▶ Problem description
Would you return every line of the listing below that has "Berlin" in it?

▶ Material for this task
*** Begin section ***

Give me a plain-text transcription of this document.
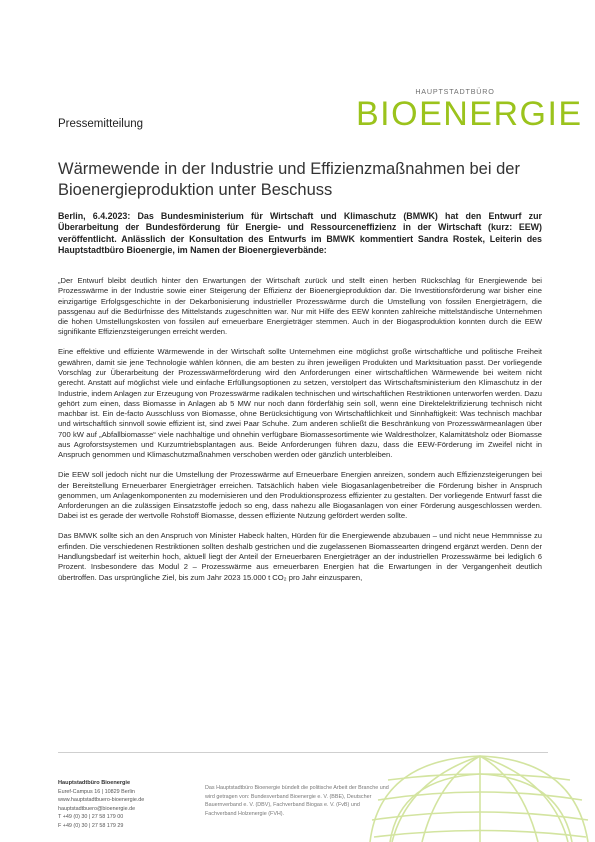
HAUPTSTADTBÜRO
BIOENERGIE
Pressemitteilung
Wärmewende in der Industrie und Effizienzmaßnahmen bei der Bioenergieproduktion unter Beschuss

Berlin, 6.4.2023: Das Bundesministerium für Wirtschaft und Klimaschutz (BMWK) hat den Entwurf zur Überarbeitung der Bundesförderung für Energie- und Ressourceneffizienz in der Wirtschaft (kurz: EEW) veröffentlicht. Anlässlich der Konsultation des Entwurfs im BMWK kommentiert Sandra Rostek, Leiterin des Hauptstadtbüro Bioenergie, im Namen der Bioenergieverbände:

„Der Entwurf bleibt deutlich hinter den Erwartungen der Wirtschaft zurück und stellt einen herben Rückschlag für Energiewende bei Prozesswärme in der Industrie sowie einer Steigerung der Effizienz der Bioenergieproduktion dar. Die Investitionsförderung war bisher eine einzigartige Erfolgsgeschichte in der Dekarbonisierung industrieller Prozesswärme durch die Umstellung von fossilen Energieträgern, die passgenau auf die Bedürfnisse des Mittelstands zugeschnitten war. Nur mit Hilfe des EEW konnten zahlreiche mittelständische Unternehmen die hohen Umstellungskosten von fossilen auf erneuerbare Energieträger stemmen. Auch in der Biogasproduktion konnten durch die EEW signifikante Effizienzsteigerungen erreicht werden.

Eine effektive und effiziente Wärmewende in der Wirtschaft sollte Unternehmen eine möglichst große wirtschaftliche und politische Freiheit gewähren, damit sie jene Technologie wählen können, die am besten zu ihren jeweiligen Produkten und Marktsituation passt. Der vorliegende Vorschlag zur Überarbeitung der Prozesswärmeförderung wird den Anforderungen einer wirtschaftlichen Wärmewende bei weitem nicht gerecht. Anstatt auf möglichst viele und einfache Erfüllungsoptionen zu setzen, verstolpert das Wirtschaftsministerium den Klimaschutz in der Industrie, indem Anlagen zur Erzeugung von Prozesswärme radikalen technischen und wirtschaftlichen Restriktionen unterworfen werden. Dazu gehört zum einen, dass Biomasse in Anlagen ab 5 MW nur noch dann förderfähig sein soll, wenn eine Direktelektrifizierung technisch nicht machbar ist. Ein de-facto Ausschluss von Biomasse, ohne Berücksichtigung von Wirtschaftlichkeit und Sinnhaftigkeit: Was technisch machbar und wirtschaftlich sinnvoll sowie effizient ist, sind zwei Paar Schuhe. Zum anderen schließt die Beschränkung von Prozesswärmeanlagen über 700 kW auf „Abfallbiomasse“ viele nachhaltige und ohnehin verfügbare Biomassesortimente wie Waldrestholzer, Kalamitätsholz oder Biomasse aus Agroforstsystemen und Kurzumtriebsplantagen aus. Beide Anforderungen führen dazu, dass die EEW-Förderung im Zweifel nicht in Anspruch genommen und Klimaschutzmaßnahmen verschoben werden oder gänzlich unterbleiben.

Die EEW soll jedoch nicht nur die Umstellung der Prozesswärme auf Erneuerbare Energien anreizen, sondern auch Effizienzsteigerungen bei der Bereitstellung Erneuerbarer Energieträger erreichen. Tatsächlich haben viele Biogasanlagenbetreiber die Förderung bisher in Anspruch genommen, um Anlagenkomponenten zu modernisieren und den Produktionsprozess effizienter zu gestalten. Der vorliegende Entwurf fasst die Anforderungen an die zulässigen Einsatzstoffe jedoch so eng, dass nahezu alle Biogasanlagen von einer Förderung ausgeschlossen werden. Dabei ist es gerade der wertvolle Rohstoff Biomasse, dessen effiziente Nutzung gefördert werden sollte.

Das BMWK sollte sich an den Anspruch von Minister Habeck halten, Hürden für die Energiewende abzubauen – und nicht neue Hemmnisse zu erfinden. Die verschiedenen Restriktionen sollten deshalb gestrichen und die zugelassenen Biomassearten dringend ergänzt werden. Denn der Handlungsbedarf ist weiterhin hoch, aktuell liegt der Anteil der Erneuerbaren Energieträger an der industriellen Prozesswärme bei lediglich 6 Prozent. Insbesondere das Modul 2 – Prozesswärme aus erneuerbaren Energien hat die Erwartungen in der Vergangenheit deutlich übertroffen. Das ursprüngliche Ziel, bis zum Jahr 2023 15.000 t CO₂ pro Jahr einzusparen,

Hauptstadtbüro Bioenergie
Euref-Campus 16 | 10829 Berlin
www.hauptstadtbuero-bioenergie.de
hauptstadtbuero@bioenergie.de
T +49 (0) 30 | 27 58 179 00
F +49 (0) 30 | 27 58 179 29
Das Hauptstadtbüro Bioenergie bündelt die politische Arbeit der Branche und wird getragen von: Bundesverband Bioenergie e. V. (BBE), Deutscher Bauernverband e. V. (DBV), Fachverband Biogas e. V. (FvB) und Fachverband Holzenergie (FVH).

*** End section ***

▶ Exercise answer
Berlin, 6.4.2023: Das Bundesministerium für Wirtschaft und Klimaschutz (BMWK) hat den Entwurf zur Überarbeitung der Bundesförderung für Energie- und Ressourceneffizienz in der Wirtschaft (kurz: EEW) veröffentlicht. Anlässlich der Konsultation des Entwurfs im BMWK kommentiert Sandra Rostek, Leiterin des Hauptstadtbüro Bioenergie, im Namen der Bioenergieverbände:
Euref-Campus 16 | 10829 Berlin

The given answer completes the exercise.